-- WHAT IS NEEDED --
Tally each line where the word "Count" occurs, then give only the total.

-- RECORDS SUPPLIED --

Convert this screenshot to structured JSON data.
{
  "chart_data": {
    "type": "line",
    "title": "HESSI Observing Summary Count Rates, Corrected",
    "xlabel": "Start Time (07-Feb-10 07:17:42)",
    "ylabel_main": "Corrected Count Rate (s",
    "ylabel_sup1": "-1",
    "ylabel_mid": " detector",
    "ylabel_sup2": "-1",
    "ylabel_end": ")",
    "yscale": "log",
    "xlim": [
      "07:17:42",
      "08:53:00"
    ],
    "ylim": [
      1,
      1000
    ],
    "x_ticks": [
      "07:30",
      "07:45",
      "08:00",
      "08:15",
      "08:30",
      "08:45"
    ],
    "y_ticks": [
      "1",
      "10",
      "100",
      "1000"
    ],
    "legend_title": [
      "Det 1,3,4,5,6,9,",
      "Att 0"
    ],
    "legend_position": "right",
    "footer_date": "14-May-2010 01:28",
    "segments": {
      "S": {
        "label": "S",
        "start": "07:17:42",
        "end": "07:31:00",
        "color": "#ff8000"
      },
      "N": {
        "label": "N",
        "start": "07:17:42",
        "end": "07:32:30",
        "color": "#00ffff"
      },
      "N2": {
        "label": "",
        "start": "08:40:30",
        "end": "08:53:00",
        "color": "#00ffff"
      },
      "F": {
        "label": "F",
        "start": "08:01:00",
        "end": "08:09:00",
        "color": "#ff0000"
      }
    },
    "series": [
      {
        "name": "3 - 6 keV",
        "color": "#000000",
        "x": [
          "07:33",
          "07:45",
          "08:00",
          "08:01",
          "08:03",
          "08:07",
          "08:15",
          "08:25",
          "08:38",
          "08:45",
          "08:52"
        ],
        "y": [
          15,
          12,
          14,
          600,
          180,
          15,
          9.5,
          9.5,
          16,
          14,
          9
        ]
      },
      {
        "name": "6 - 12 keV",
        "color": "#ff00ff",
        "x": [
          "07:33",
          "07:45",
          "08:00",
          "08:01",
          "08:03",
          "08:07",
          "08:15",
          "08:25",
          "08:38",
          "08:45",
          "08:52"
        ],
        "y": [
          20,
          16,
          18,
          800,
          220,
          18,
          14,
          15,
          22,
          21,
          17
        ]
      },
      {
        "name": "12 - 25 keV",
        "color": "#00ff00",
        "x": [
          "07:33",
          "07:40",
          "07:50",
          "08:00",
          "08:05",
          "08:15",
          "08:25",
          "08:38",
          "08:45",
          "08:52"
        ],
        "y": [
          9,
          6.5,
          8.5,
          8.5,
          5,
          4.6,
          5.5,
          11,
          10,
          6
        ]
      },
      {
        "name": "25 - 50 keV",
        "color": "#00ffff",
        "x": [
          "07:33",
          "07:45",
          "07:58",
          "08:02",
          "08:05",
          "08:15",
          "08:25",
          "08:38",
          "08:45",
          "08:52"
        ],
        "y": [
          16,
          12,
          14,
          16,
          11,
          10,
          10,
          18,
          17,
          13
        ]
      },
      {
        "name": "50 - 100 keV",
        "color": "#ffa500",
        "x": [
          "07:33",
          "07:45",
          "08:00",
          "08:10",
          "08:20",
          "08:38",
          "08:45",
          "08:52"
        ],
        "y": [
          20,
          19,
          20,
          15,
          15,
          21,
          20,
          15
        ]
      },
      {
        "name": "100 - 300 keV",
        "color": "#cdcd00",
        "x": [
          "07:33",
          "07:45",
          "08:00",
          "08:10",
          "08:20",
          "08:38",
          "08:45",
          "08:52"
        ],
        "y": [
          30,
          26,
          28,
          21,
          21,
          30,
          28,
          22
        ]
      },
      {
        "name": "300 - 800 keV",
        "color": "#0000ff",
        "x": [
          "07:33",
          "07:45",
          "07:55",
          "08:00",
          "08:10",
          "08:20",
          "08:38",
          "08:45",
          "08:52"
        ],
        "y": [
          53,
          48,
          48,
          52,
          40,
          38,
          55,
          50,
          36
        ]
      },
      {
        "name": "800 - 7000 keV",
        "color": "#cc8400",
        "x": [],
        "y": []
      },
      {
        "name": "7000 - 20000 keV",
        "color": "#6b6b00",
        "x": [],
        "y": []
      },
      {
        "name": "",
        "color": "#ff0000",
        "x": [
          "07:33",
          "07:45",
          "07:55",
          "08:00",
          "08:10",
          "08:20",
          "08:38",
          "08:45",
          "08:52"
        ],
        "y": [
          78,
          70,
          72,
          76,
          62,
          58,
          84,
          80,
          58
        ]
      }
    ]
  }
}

-- RESPONSE TO THIS TASK --
2